***** Data lines

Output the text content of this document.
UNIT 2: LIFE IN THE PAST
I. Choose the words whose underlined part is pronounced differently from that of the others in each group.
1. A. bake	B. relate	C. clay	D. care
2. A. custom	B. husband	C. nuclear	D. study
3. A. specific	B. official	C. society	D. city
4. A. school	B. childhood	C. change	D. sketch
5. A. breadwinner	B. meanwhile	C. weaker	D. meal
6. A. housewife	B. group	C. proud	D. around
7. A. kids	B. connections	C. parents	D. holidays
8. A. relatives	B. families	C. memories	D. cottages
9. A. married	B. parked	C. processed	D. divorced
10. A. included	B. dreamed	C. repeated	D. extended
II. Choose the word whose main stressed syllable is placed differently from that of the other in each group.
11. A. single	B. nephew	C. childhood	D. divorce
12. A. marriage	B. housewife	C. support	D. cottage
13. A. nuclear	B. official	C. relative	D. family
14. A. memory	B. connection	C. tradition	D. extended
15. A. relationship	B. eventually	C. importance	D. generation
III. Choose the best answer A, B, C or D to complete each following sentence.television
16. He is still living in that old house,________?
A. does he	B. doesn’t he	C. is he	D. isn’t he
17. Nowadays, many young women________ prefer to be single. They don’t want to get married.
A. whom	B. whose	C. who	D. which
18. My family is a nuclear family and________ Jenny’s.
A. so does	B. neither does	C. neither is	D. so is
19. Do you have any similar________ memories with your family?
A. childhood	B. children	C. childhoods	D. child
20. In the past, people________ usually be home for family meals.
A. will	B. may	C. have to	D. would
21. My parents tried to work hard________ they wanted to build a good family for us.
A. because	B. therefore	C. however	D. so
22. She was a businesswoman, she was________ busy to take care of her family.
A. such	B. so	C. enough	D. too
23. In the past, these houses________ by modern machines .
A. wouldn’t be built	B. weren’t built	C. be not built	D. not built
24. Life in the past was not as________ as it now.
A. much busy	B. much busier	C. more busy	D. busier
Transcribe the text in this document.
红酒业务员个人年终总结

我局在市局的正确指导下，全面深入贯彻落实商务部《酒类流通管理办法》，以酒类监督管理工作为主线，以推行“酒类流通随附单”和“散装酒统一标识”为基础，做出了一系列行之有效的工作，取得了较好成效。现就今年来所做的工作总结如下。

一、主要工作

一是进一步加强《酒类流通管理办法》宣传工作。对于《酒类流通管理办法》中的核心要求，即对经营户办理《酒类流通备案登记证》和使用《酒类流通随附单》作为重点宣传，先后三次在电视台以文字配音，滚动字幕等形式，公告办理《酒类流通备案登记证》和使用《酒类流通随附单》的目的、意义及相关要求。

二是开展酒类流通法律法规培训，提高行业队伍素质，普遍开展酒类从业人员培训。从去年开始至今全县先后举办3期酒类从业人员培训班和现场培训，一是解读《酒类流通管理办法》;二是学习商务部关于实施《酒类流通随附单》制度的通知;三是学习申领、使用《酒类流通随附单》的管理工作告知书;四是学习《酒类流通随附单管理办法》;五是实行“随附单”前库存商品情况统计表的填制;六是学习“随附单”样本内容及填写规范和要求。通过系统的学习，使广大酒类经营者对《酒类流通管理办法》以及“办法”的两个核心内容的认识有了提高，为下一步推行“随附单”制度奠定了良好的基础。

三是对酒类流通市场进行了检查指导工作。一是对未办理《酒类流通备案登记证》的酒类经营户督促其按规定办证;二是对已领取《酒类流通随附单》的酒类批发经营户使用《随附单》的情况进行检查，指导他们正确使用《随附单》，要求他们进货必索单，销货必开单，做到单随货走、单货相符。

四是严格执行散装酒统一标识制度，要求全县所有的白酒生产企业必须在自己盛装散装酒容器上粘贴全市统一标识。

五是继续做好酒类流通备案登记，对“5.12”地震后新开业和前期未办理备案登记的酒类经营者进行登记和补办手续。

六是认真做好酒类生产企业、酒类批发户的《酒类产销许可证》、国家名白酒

**********

◆ Stated goal
Write out the material from the first line to the last, exactly.

◆ Reply to the task
Output the text content of this document.
UNIT 2: LIFE IN THE PAST
I. Choose the words whose underlined part is pronounced differently from that of the others in each group.
1. A. bake	B. relate	C. clay	D. care
2. A. custom	B. husband	C. nuclear	D. study
3. A. specific	B. official	C. society	D. city
4. A. school	B. childhood	C. change	D. sketch
5. A. breadwinner	B. meanwhile	C. weaker	D. meal
6. A. housewife	B. group	C. proud	D. around
7. A. kids	B. connections	C. parents	D. holidays
8. A. relatives	B. families	C. memories	D. cottages
9. A. married	B. parked	C. processed	D. divorced
10. A. included	B. dreamed	C. repeated	D. extended
II. Choose the word whose main stressed syllable is placed differently from that of the other in each group.
11. A. single	B. nephew	C. childhood	D. divorce
12. A. marriage	B. housewife	C. support	D. cottage
13. A. nuclear	B. official	C. relative	D. family
14. A. memory	B. connection	C. tradition	D. extended
15. A. relationship	B. eventually	C. importance	D. generation
III. Choose the best answer A, B, C or D to complete each following sentence.television
16. He is still living in that old house,________?
A. does he	B. doesn’t he	C. is he	D. isn’t he
17. Nowadays, many young women________ prefer to be single. They don’t want to get married.
A. whom	B. whose	C. who	D. which
18. My family is a nuclear family and________ Jenny’s.
A. so does	B. neither does	C. neither is	D. so is
19. Do you have any similar________ memories with your family?
A. childhood	B. children	C. childhoods	D. child
20. In the past, people________ usually be home for family meals.
A. will	B. may	C. have to	D. would
21. My parents tried to work hard________ they wanted to build a good family for us.
A. because	B. therefore	C. however	D. so
22. She was a businesswoman, she was________ busy to take care of her family.
A. such	B. so	C. enough	D. too
23. In the past, these houses________ by modern machines .
A. wouldn’t be built	B. weren’t built	C. be not built	D. not built
24. Life in the past was not as________ as it now.
A. much busy	B. much busier	C. more busy	D. busier
Transcribe the text in this document.
红酒业务员个人年终总结

我局在市局的正确指导下，全面深入贯彻落实商务部《酒类流通管理办法》，以酒类监督管理工作为主线，以推行“酒类流通随附单”和“散装酒统一标识”为基础，做出了一系列行之有效的工作，取得了较好成效。现就今年来所做的工作总结如下。

一、主要工作

一是进一步加强《酒类流通管理办法》宣传工作。对于《酒类流通管理办法》中的核心要求，即对经营户办理《酒类流通备案登记证》和使用《酒类流通随附单》作为重点宣传，先后三次在电视台以文字配音，滚动字幕等形式，公告办理《酒类流通备案登记证》和使用《酒类流通随附单》的目的、意义及相关要求。

二是开展酒类流通法律法规培训，提高行业队伍素质，普遍开展酒类从业人员培训。从去年开始至今全县先后举办3期酒类从业人员培训班和现场培训，一是解读《酒类流通管理办法》;二是学习商务部关于实施《酒类流通随附单》制度的通知;三是学习申领、使用《酒类流通随附单》的管理工作告知书;四是学习《酒类流通随附单管理办法》;五是实行“随附单”前库存商品情况统计表的填制;六是学习“随附单”样本内容及填写规范和要求。通过系统的学习，使广大酒类经营者对《酒类流通管理办法》以及“办法”的两个核心内容的认识有了提高，为下一步推行“随附单”制度奠定了良好的基础。

三是对酒类流通市场进行了检查指导工作。一是对未办理《酒类流通备案登记证》的酒类经营户督促其按规定办证;二是对已领取《酒类流通随附单》的酒类批发经营户使用《随附单》的情况进行检查，指导他们正确使用《随附单》，要求他们进货必索单，销货必开单，做到单随货走、单货相符。

四是严格执行散装酒统一标识制度，要求全县所有的白酒生产企业必须在自己盛装散装酒容器上粘贴全市统一标识。

五是继续做好酒类流通备案登记，对“5.12”地震后新开业和前期未办理备案登记的酒类经营者进行登记和补办手续。

六是认真做好酒类生产企业、酒类批发户的《酒类产销许可证》、国家名白酒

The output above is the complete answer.